Exercise goal:
In the data below, find every line that has the string "shortcut", and copy it.

Information provided:
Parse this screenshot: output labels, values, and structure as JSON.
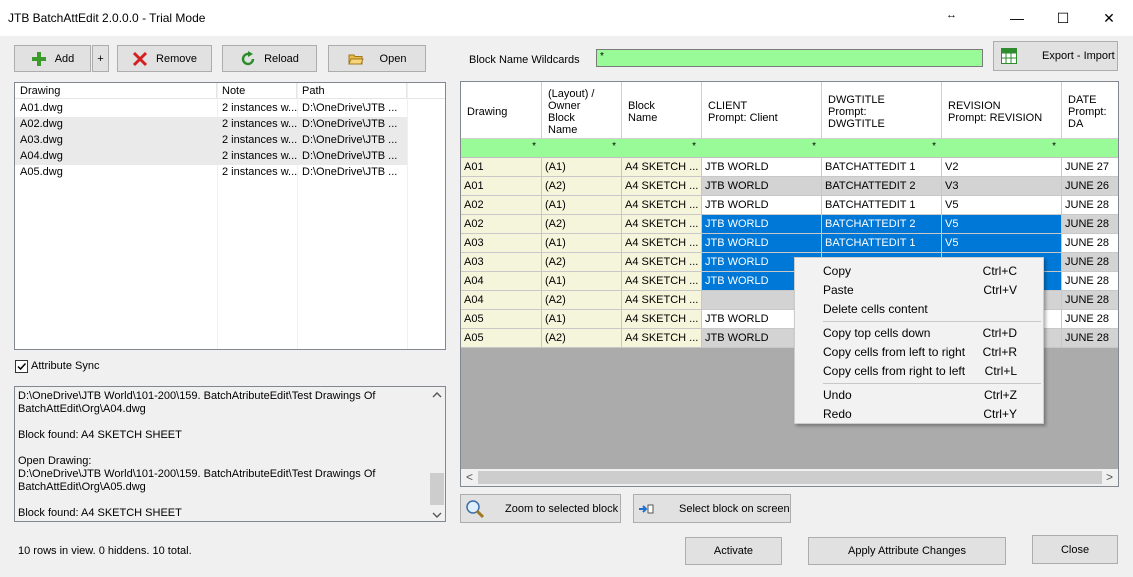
{
  "window": {
    "title": "JTB BatchAttEdit 2.0.0.0 - Trial Mode",
    "resize_glyph": "↔",
    "minimize": "—",
    "maximize": "☐",
    "close": "✕"
  },
  "toolbar": {
    "add": "Add",
    "plus": "+",
    "remove": "Remove",
    "reload": "Reload",
    "open": "Open"
  },
  "wildcards": {
    "label": "Block Name Wildcards",
    "value": "*"
  },
  "export_import": "Export - Import",
  "drawings": {
    "columns": [
      "Drawing",
      "Note",
      "Path"
    ],
    "rows": [
      {
        "drawing": "A01.dwg",
        "note": "2 instances w...",
        "path": "D:\\OneDrive\\JTB ..."
      },
      {
        "drawing": "A02.dwg",
        "note": "2 instances w...",
        "path": "D:\\OneDrive\\JTB ..."
      },
      {
        "drawing": "A03.dwg",
        "note": "2 instances w...",
        "path": "D:\\OneDrive\\JTB ..."
      },
      {
        "drawing": "A04.dwg",
        "note": "2 instances w...",
        "path": "D:\\OneDrive\\JTB ..."
      },
      {
        "drawing": "A05.dwg",
        "note": "2 instances w...",
        "path": "D:\\OneDrive\\JTB ..."
      }
    ]
  },
  "attribute_sync": {
    "label": "Attribute Sync",
    "checked": true
  },
  "log": "D:\\OneDrive\\JTB World\\101-200\\159. BatchAtributeEdit\\Test Drawings Of BatchAttEdit\\Org\\A04.dwg\n\nBlock found: A4 SKETCH SHEET\n\nOpen Drawing:\nD:\\OneDrive\\JTB World\\101-200\\159. BatchAtributeEdit\\Test Drawings Of BatchAttEdit\\Org\\A05.dwg\n\nBlock found: A4 SKETCH SHEET",
  "grid": {
    "headers": [
      "Drawing",
      "(Layout) /\nOwner\nBlock\nName",
      "Block\nName",
      "CLIENT\nPrompt: Client",
      "DWGTITLE\nPrompt:\nDWGTITLE",
      "REVISION\nPrompt: REVISION",
      "DATE\nPrompt: DA"
    ],
    "filter": [
      "*",
      "*",
      "*",
      "*",
      "*",
      "*",
      ""
    ],
    "rows": [
      [
        "A01",
        "(A1)",
        "A4 SKETCH ...",
        "JTB WORLD",
        "BATCHATTEDIT 1",
        "V2",
        "JUNE 27"
      ],
      [
        "A01",
        "(A2)",
        "A4 SKETCH ...",
        "JTB WORLD",
        "BATCHATTEDIT 2",
        "V3",
        "JUNE 26"
      ],
      [
        "A02",
        "(A1)",
        "A4 SKETCH ...",
        "JTB WORLD",
        "BATCHATTEDIT 1",
        "V5",
        "JUNE 28"
      ],
      [
        "A02",
        "(A2)",
        "A4 SKETCH ...",
        "JTB WORLD",
        "BATCHATTEDIT 2",
        "V5",
        "JUNE 28"
      ],
      [
        "A03",
        "(A1)",
        "A4 SKETCH ...",
        "JTB WORLD",
        "BATCHATTEDIT 1",
        "V5",
        "JUNE 28"
      ],
      [
        "A03",
        "(A2)",
        "A4 SKETCH ...",
        "JTB WORLD",
        "",
        "",
        "JUNE 28"
      ],
      [
        "A04",
        "(A1)",
        "A4 SKETCH ...",
        "JTB WORLD",
        "",
        "",
        "JUNE 28"
      ],
      [
        "A04",
        "(A2)",
        "A4 SKETCH ...",
        "",
        "",
        "",
        "JUNE 28"
      ],
      [
        "A05",
        "(A1)",
        "A4 SKETCH ...",
        "JTB WORLD",
        "",
        "",
        "JUNE 28"
      ],
      [
        "A05",
        "(A2)",
        "A4 SKETCH ...",
        "JTB WORLD",
        "",
        "",
        "JUNE 28"
      ]
    ],
    "scroll_left": "<",
    "scroll_right": ">"
  },
  "context_menu": [
    {
      "label": "Copy",
      "shortcut": "Ctrl+C"
    },
    {
      "label": "Paste",
      "shortcut": "Ctrl+V"
    },
    {
      "label": "Delete cells content",
      "shortcut": ""
    },
    {
      "label": "Copy top cells down",
      "shortcut": "Ctrl+D"
    },
    {
      "label": "Copy cells from left to right",
      "shortcut": "Ctrl+R"
    },
    {
      "label": "Copy cells from right to left",
      "shortcut": "Ctrl+L"
    },
    {
      "label": "Undo",
      "shortcut": "Ctrl+Z"
    },
    {
      "label": "Redo",
      "shortcut": "Ctrl+Y"
    }
  ],
  "zoom_button": "Zoom to selected block",
  "select_button": "Select block on screen",
  "activate": "Activate",
  "apply": "Apply Attribute Changes",
  "close_button": "Close",
  "status": "10 rows in view. 0 hiddens. 10 total.",
  "colors": {
    "filter_green": "#98fb98",
    "key_yellow": "#f5f5dc",
    "selection_blue": "#0078d7",
    "grid_gray": "#ababab"
  }
}
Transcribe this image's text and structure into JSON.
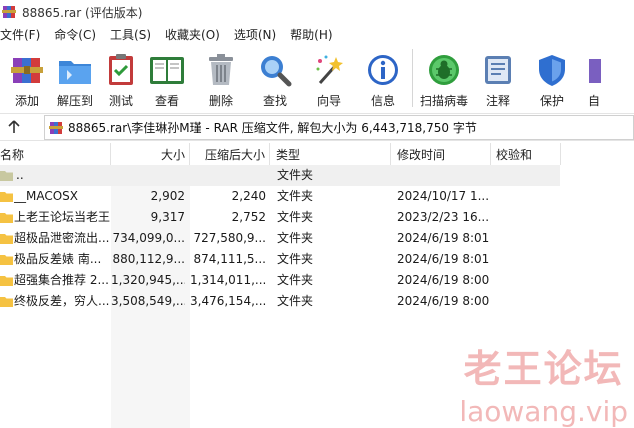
{
  "window": {
    "title": "88865.rar (评估版本)"
  },
  "menu": [
    "文件(F)",
    "命令(C)",
    "工具(S)",
    "收藏夹(O)",
    "选项(N)",
    "帮助(H)"
  ],
  "toolbar": [
    {
      "label": "添加",
      "icon": "add-archive-icon"
    },
    {
      "label": "解压到",
      "icon": "extract-folder-icon"
    },
    {
      "label": "测试",
      "icon": "test-clipboard-icon"
    },
    {
      "label": "查看",
      "icon": "view-book-icon"
    },
    {
      "label": "删除",
      "icon": "trash-icon"
    },
    {
      "label": "查找",
      "icon": "magnifier-icon"
    },
    {
      "label": "向导",
      "icon": "wizard-wand-icon"
    },
    {
      "label": "信息",
      "icon": "info-icon"
    },
    {
      "label": "扫描病毒",
      "icon": "virus-scan-icon"
    },
    {
      "label": "注释",
      "icon": "comment-icon"
    },
    {
      "label": "保护",
      "icon": "shield-icon"
    },
    {
      "label": "自",
      "icon": "sfx-icon"
    }
  ],
  "address": {
    "text": "88865.rar\\李佳琳孙M瑾 - RAR 压缩文件, 解包大小为 6,443,718,750 字节"
  },
  "columns": {
    "name": "名称",
    "size": "大小",
    "packed": "压缩后大小",
    "type": "类型",
    "modified": "修改时间",
    "crc": "校验和"
  },
  "rows": [
    {
      "name": "..",
      "size": "",
      "packed": "",
      "type": "文件夹",
      "modified": ""
    },
    {
      "name": "__MACOSX",
      "size": "2,902",
      "packed": "2,240",
      "type": "文件夹",
      "modified": "2024/10/17 1..."
    },
    {
      "name": "上老王论坛当老王",
      "size": "9,317",
      "packed": "2,752",
      "type": "文件夹",
      "modified": "2023/2/23 16..."
    },
    {
      "name": "超极品泄密流出...",
      "size": "734,099,0...",
      "packed": "727,580,9...",
      "type": "文件夹",
      "modified": "2024/6/19 8:01"
    },
    {
      "name": "极品反差婊 南...",
      "size": "880,112,9...",
      "packed": "874,111,5...",
      "type": "文件夹",
      "modified": "2024/6/19 8:01"
    },
    {
      "name": "超强集合推荐 2...",
      "size": "1,320,945,...",
      "packed": "1,314,011,...",
      "type": "文件夹",
      "modified": "2024/6/19 8:00"
    },
    {
      "name": "终极反差，穷人...",
      "size": "3,508,549,...",
      "packed": "3,476,154,...",
      "type": "文件夹",
      "modified": "2024/6/19 8:00"
    }
  ],
  "watermark": {
    "cn": "老王论坛",
    "en": "laowang.vip"
  },
  "colors": {
    "folder": "#f5c242",
    "selected_row": "#f0f0f0",
    "watermark": "#f2b8b8",
    "accent": "#2a6fd6"
  }
}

Response to the exercise:
      "shortcut": "Ctrl+C"
      "shortcut": "Ctrl+V"
      "shortcut": ""
      "shortcut": "Ctrl+D"
      "shortcut": "Ctrl+R"
      "shortcut": "Ctrl+L"
      "shortcut": "Ctrl+Z"
      "shortcut": "Ctrl+Y"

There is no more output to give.